### Work to complete
Track down each line that has the word "Likelihood" and copy it.

### Recorded data
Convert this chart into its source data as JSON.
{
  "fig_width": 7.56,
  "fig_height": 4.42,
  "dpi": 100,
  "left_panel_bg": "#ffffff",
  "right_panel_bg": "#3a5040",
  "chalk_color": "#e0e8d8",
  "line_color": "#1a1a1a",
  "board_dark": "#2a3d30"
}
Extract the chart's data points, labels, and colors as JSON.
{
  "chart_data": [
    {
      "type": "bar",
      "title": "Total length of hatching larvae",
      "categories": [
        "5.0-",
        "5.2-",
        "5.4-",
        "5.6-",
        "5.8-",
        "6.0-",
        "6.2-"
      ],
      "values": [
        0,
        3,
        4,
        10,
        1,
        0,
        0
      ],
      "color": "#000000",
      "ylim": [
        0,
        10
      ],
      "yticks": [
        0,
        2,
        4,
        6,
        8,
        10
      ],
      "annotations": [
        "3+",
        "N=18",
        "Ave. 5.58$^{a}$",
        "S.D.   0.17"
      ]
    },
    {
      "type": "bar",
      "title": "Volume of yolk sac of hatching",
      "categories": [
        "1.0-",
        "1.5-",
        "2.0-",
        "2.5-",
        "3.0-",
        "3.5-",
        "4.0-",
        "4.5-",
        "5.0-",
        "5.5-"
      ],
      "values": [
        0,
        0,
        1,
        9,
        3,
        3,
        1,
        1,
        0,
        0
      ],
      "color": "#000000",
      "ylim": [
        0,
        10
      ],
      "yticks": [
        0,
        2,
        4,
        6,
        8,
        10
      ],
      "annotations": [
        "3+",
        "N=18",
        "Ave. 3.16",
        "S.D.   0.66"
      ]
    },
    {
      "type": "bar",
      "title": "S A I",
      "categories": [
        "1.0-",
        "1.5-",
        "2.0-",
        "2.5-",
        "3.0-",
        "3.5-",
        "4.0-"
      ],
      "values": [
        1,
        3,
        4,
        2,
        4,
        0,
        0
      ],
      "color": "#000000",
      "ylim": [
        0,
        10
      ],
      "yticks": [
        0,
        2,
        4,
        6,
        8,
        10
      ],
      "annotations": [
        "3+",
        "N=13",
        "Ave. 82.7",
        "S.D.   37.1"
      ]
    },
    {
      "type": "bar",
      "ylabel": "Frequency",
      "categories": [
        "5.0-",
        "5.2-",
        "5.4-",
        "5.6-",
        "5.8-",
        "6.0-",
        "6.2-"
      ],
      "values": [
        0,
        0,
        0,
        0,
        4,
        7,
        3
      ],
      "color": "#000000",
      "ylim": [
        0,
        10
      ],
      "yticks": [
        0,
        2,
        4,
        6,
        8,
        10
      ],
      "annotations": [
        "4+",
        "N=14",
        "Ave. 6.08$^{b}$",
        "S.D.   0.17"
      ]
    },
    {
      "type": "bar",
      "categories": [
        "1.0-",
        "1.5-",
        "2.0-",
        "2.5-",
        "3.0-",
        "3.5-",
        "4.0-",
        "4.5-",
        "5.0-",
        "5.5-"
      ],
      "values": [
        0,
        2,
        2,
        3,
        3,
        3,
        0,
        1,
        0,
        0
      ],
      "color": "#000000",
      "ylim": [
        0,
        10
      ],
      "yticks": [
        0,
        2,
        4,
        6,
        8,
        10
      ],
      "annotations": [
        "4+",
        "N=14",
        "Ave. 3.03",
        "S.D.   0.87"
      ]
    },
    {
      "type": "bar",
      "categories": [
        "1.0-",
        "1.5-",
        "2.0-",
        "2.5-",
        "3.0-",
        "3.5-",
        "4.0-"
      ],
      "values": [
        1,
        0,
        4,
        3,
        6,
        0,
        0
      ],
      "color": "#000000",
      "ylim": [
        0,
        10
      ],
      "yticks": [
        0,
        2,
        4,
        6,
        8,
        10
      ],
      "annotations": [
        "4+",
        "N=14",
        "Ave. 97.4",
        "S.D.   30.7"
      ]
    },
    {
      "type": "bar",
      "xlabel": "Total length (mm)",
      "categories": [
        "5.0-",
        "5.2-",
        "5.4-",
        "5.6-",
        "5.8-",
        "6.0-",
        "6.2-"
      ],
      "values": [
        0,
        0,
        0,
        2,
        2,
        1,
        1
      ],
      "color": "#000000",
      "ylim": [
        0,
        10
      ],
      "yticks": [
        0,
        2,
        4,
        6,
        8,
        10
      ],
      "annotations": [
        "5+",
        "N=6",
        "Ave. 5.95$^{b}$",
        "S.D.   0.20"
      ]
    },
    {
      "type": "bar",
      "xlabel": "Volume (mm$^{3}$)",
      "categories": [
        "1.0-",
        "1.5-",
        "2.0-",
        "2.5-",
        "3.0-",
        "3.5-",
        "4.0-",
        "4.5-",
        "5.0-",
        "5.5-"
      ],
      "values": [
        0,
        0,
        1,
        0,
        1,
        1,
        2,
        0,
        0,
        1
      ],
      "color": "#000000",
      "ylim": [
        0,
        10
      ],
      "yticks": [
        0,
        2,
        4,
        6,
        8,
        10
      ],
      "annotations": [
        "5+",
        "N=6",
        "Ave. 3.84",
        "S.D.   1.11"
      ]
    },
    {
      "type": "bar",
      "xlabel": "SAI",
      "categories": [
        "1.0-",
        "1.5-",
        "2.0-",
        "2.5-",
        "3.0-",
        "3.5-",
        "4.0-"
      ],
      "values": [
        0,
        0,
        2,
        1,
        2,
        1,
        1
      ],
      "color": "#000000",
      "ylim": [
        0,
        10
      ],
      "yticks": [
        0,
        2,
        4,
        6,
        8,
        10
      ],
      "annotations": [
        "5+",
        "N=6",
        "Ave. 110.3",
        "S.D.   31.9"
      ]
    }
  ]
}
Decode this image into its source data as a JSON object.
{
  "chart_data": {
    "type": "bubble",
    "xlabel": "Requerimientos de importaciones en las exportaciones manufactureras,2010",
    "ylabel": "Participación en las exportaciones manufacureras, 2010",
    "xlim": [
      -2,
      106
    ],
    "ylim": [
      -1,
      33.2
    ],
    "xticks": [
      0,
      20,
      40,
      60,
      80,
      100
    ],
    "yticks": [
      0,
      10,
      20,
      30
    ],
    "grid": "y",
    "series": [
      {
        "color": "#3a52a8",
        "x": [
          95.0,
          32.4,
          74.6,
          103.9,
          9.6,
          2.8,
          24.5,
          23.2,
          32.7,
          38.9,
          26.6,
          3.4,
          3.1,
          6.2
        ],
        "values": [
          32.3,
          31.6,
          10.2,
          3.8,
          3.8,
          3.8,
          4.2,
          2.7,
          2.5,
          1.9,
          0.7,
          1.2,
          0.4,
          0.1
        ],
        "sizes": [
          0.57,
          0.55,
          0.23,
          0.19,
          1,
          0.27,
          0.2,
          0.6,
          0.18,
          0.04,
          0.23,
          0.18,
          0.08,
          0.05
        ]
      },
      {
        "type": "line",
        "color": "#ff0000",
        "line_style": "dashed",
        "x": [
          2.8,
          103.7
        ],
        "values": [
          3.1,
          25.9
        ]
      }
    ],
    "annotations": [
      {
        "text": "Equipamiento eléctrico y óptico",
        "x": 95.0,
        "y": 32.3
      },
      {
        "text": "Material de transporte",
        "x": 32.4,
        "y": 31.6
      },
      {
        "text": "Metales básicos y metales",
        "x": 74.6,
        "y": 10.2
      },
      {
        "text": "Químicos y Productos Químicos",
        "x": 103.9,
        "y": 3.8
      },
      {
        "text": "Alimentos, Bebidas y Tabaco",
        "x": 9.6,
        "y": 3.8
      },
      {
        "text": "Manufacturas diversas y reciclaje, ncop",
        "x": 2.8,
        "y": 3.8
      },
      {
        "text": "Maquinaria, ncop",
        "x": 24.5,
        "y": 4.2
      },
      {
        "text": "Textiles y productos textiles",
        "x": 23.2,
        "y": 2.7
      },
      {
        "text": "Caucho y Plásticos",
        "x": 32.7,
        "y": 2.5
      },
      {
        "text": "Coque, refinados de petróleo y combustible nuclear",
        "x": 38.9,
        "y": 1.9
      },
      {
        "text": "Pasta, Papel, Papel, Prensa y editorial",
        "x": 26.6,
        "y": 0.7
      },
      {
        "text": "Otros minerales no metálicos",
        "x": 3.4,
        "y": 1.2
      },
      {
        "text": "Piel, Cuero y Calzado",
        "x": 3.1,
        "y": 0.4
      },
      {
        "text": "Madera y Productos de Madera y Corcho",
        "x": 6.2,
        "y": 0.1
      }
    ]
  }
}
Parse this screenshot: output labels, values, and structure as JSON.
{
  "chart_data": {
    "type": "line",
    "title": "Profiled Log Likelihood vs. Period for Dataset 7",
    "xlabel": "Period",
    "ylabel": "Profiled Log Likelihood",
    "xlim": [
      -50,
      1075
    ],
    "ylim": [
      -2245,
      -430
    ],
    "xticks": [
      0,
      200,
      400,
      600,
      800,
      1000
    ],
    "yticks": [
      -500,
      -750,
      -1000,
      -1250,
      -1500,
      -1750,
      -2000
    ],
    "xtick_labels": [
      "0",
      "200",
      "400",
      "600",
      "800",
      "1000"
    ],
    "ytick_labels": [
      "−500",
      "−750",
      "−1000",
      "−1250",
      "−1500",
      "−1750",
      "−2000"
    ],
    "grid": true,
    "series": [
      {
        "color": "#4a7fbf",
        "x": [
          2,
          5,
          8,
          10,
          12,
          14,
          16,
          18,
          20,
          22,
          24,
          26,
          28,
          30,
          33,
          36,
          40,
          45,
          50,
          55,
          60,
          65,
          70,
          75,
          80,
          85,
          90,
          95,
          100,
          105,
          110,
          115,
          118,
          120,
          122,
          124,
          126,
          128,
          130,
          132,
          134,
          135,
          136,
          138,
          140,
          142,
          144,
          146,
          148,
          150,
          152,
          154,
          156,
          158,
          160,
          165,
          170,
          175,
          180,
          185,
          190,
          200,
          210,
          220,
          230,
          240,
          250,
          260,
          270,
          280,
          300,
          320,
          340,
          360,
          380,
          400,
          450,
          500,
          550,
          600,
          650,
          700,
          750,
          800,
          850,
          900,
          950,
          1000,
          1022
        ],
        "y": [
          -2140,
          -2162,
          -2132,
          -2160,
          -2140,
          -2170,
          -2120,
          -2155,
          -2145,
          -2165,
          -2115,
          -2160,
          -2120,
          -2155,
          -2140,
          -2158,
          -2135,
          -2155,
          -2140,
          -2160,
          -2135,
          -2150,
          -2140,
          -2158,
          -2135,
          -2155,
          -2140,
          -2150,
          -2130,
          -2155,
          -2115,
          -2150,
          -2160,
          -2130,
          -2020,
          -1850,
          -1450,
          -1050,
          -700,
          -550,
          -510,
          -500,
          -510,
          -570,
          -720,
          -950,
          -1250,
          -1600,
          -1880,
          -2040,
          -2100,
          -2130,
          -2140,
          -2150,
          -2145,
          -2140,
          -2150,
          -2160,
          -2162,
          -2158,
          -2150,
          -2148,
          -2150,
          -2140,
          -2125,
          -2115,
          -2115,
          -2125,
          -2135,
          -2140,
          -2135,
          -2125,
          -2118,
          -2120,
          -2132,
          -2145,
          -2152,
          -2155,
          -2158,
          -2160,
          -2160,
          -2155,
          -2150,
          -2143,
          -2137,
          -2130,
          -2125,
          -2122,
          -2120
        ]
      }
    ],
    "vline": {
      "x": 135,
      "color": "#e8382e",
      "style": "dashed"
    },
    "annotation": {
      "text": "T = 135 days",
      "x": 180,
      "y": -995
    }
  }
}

### Solution for this task
    "title": "Profiled Log Likelihood vs. Period for Dataset 7",
    "ylabel": "Profiled Log Likelihood",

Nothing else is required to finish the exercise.